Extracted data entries
begin
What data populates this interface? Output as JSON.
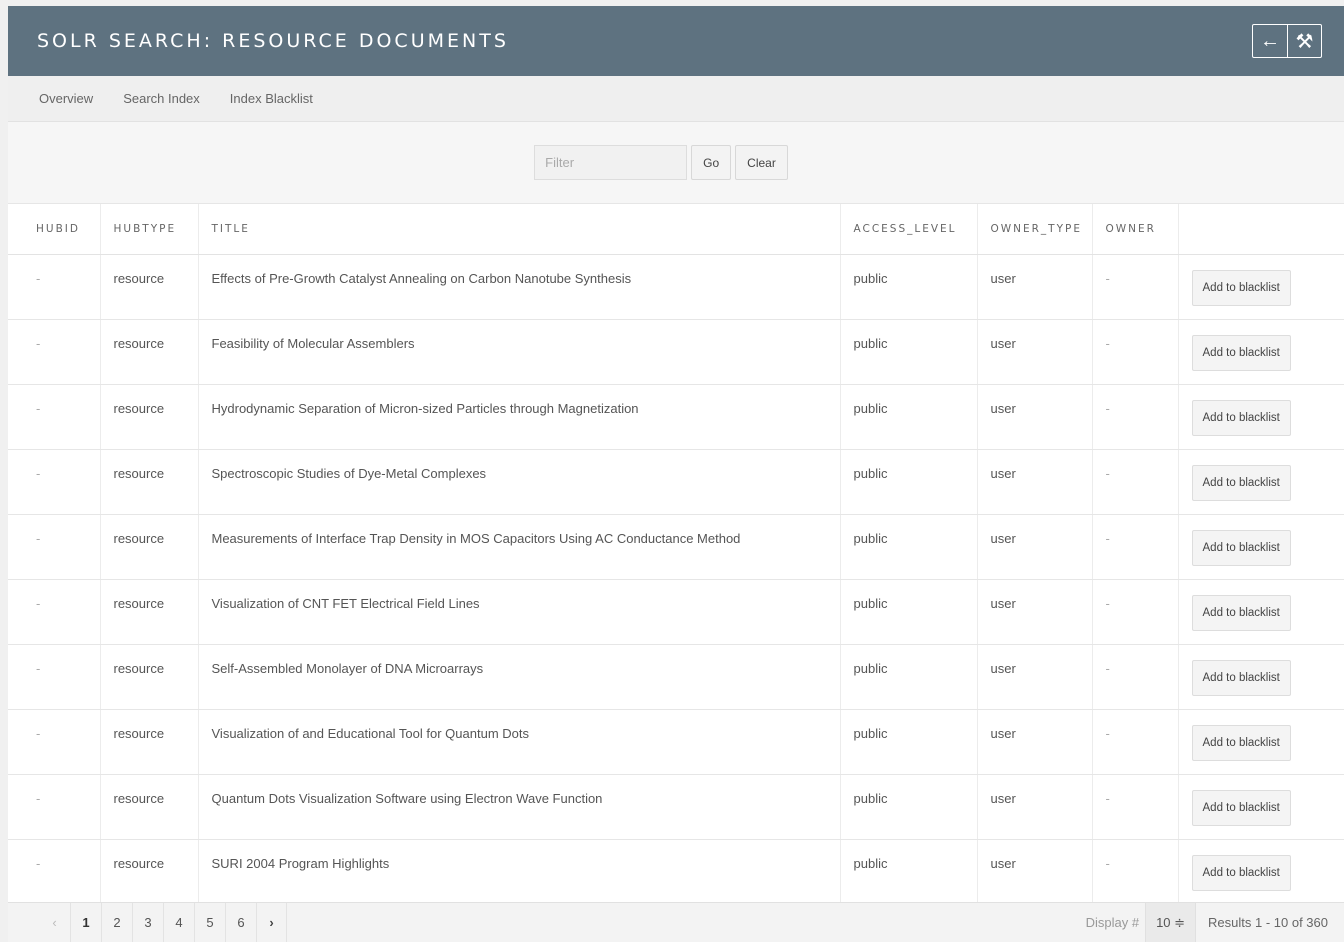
{
  "header": {
    "title": "SOLR SEARCH: RESOURCE DOCUMENTS",
    "back_icon": "←",
    "options_icon": "⚒"
  },
  "subnav": {
    "items": [
      "Overview",
      "Search Index",
      "Index Blacklist"
    ]
  },
  "filter": {
    "placeholder": "Filter",
    "value": "",
    "go_label": "Go",
    "clear_label": "Clear"
  },
  "table": {
    "columns": [
      "HUBID",
      "HUBTYPE",
      "TITLE",
      "ACCESS_LEVEL",
      "OWNER_TYPE",
      "OWNER"
    ],
    "action_label": "Add to blacklist",
    "rows": [
      {
        "hubid": "-",
        "hubtype": "resource",
        "title": "Effects of Pre-Growth Catalyst Annealing on Carbon Nanotube Synthesis",
        "access_level": "public",
        "owner_type": "user",
        "owner": "-"
      },
      {
        "hubid": "-",
        "hubtype": "resource",
        "title": "Feasibility of Molecular Assemblers",
        "access_level": "public",
        "owner_type": "user",
        "owner": "-"
      },
      {
        "hubid": "-",
        "hubtype": "resource",
        "title": "Hydrodynamic Separation of Micron-sized Particles through Magnetization",
        "access_level": "public",
        "owner_type": "user",
        "owner": "-"
      },
      {
        "hubid": "-",
        "hubtype": "resource",
        "title": "Spectroscopic Studies of Dye-Metal Complexes",
        "access_level": "public",
        "owner_type": "user",
        "owner": "-"
      },
      {
        "hubid": "-",
        "hubtype": "resource",
        "title": "Measurements of Interface Trap Density in MOS Capacitors Using AC Conductance Method",
        "access_level": "public",
        "owner_type": "user",
        "owner": "-"
      },
      {
        "hubid": "-",
        "hubtype": "resource",
        "title": "Visualization of CNT FET Electrical Field Lines",
        "access_level": "public",
        "owner_type": "user",
        "owner": "-"
      },
      {
        "hubid": "-",
        "hubtype": "resource",
        "title": "Self-Assembled Monolayer of DNA Microarrays",
        "access_level": "public",
        "owner_type": "user",
        "owner": "-"
      },
      {
        "hubid": "-",
        "hubtype": "resource",
        "title": "Visualization of and Educational Tool for Quantum Dots",
        "access_level": "public",
        "owner_type": "user",
        "owner": "-"
      },
      {
        "hubid": "-",
        "hubtype": "resource",
        "title": "Quantum Dots Visualization Software using Electron Wave Function",
        "access_level": "public",
        "owner_type": "user",
        "owner": "-"
      },
      {
        "hubid": "-",
        "hubtype": "resource",
        "title": "SURI 2004 Program Highlights",
        "access_level": "public",
        "owner_type": "user",
        "owner": "-"
      }
    ]
  },
  "pagination": {
    "prev_icon": "‹",
    "next_icon": "›",
    "pages": [
      "1",
      "2",
      "3",
      "4",
      "5",
      "6"
    ],
    "current_page": "1",
    "display_label": "Display #",
    "display_value": "10 ≑",
    "results_text": "Results 1 - 10 of 360"
  }
}
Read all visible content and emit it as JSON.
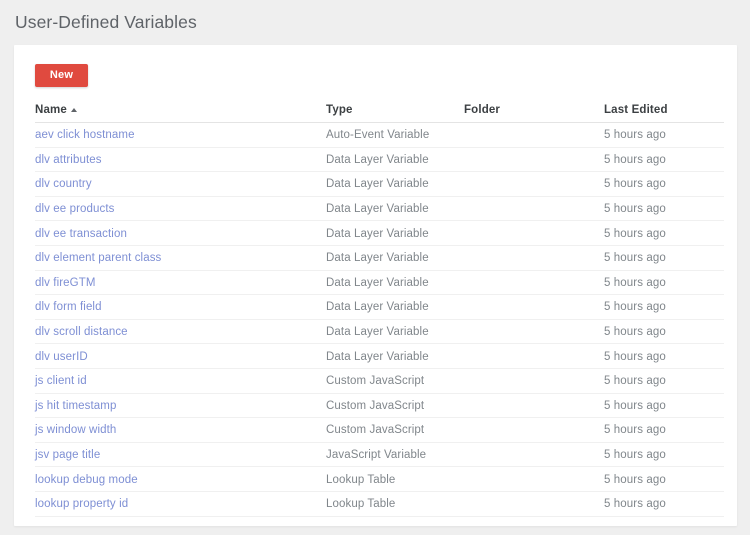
{
  "page": {
    "title": "User-Defined Variables"
  },
  "toolbar": {
    "new_label": "New"
  },
  "table": {
    "columns": {
      "name": "Name",
      "type": "Type",
      "folder": "Folder",
      "last_edited": "Last Edited"
    },
    "sort": {
      "column": "Name",
      "direction": "ascending",
      "icon": "sort-ascending-triangle-icon"
    },
    "rows": [
      {
        "name": "aev click hostname",
        "type": "Auto-Event Variable",
        "folder": "",
        "last_edited": "5 hours ago"
      },
      {
        "name": "dlv attributes",
        "type": "Data Layer Variable",
        "folder": "",
        "last_edited": "5 hours ago"
      },
      {
        "name": "dlv country",
        "type": "Data Layer Variable",
        "folder": "",
        "last_edited": "5 hours ago"
      },
      {
        "name": "dlv ee products",
        "type": "Data Layer Variable",
        "folder": "",
        "last_edited": "5 hours ago"
      },
      {
        "name": "dlv ee transaction",
        "type": "Data Layer Variable",
        "folder": "",
        "last_edited": "5 hours ago"
      },
      {
        "name": "dlv element parent class",
        "type": "Data Layer Variable",
        "folder": "",
        "last_edited": "5 hours ago"
      },
      {
        "name": "dlv fireGTM",
        "type": "Data Layer Variable",
        "folder": "",
        "last_edited": "5 hours ago"
      },
      {
        "name": "dlv form field",
        "type": "Data Layer Variable",
        "folder": "",
        "last_edited": "5 hours ago"
      },
      {
        "name": "dlv scroll distance",
        "type": "Data Layer Variable",
        "folder": "",
        "last_edited": "5 hours ago"
      },
      {
        "name": "dlv userID",
        "type": "Data Layer Variable",
        "folder": "",
        "last_edited": "5 hours ago"
      },
      {
        "name": "js client id",
        "type": "Custom JavaScript",
        "folder": "",
        "last_edited": "5 hours ago"
      },
      {
        "name": "js hit timestamp",
        "type": "Custom JavaScript",
        "folder": "",
        "last_edited": "5 hours ago"
      },
      {
        "name": "js window width",
        "type": "Custom JavaScript",
        "folder": "",
        "last_edited": "5 hours ago"
      },
      {
        "name": "jsv page title",
        "type": "JavaScript Variable",
        "folder": "",
        "last_edited": "5 hours ago"
      },
      {
        "name": "lookup debug mode",
        "type": "Lookup Table",
        "folder": "",
        "last_edited": "5 hours ago"
      },
      {
        "name": "lookup property id",
        "type": "Lookup Table",
        "folder": "",
        "last_edited": "5 hours ago"
      }
    ]
  },
  "colors": {
    "page_background": "#efefef",
    "card_background": "#ffffff",
    "new_button": "#e04a3f",
    "link": "#7e8fd4",
    "header_text": "#3c4043",
    "body_text": "#80868b",
    "title_text": "#5f6368"
  }
}
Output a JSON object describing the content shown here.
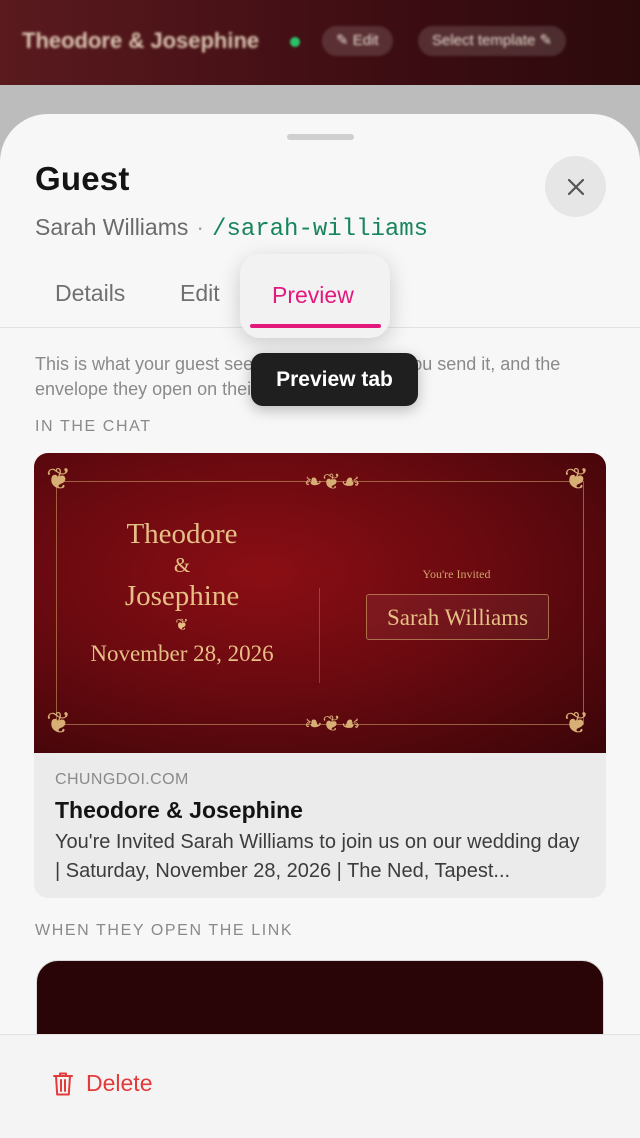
{
  "background": {
    "event_title": "Theodore & Josephine",
    "edit_label": "Edit",
    "select_template_label": "Select template"
  },
  "sheet": {
    "title": "Guest",
    "guest_name": "Sarah Williams",
    "separator": "·",
    "slug": "/sarah-williams",
    "tabs": [
      {
        "label": "Details"
      },
      {
        "label": "Edit"
      },
      {
        "label": "Preview",
        "active": true
      }
    ],
    "tooltip": "Preview tab",
    "intro": "This is what your guest sees in the chat when you send it, and the envelope they open on their own link.",
    "chat_section_label": "IN THE CHAT",
    "link_section_label": "WHEN THEY OPEN THE LINK"
  },
  "invite_card": {
    "name1": "Theodore",
    "amp": "&",
    "name2": "Josephine",
    "flourish": "❦",
    "date": "November 28, 2026",
    "invited_label": "You're Invited",
    "guest": "Sarah Williams"
  },
  "link_preview": {
    "domain": "CHUNGDOI.COM",
    "title": "Theodore & Josephine",
    "description": "You're Invited Sarah Williams to join us on our wedding day | Saturday, November 28, 2026 | The Ned, Tapest..."
  },
  "footer": {
    "delete_label": "Delete"
  },
  "colors": {
    "accent": "#e3197d",
    "slug": "#17855c",
    "danger": "#e23b3b",
    "invite_red": "#7a0c12",
    "gold": "#d7ae73"
  }
}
end
Instruction
Work out how many lines of the data above hold the word "November", and write only the count.

Response to the task
2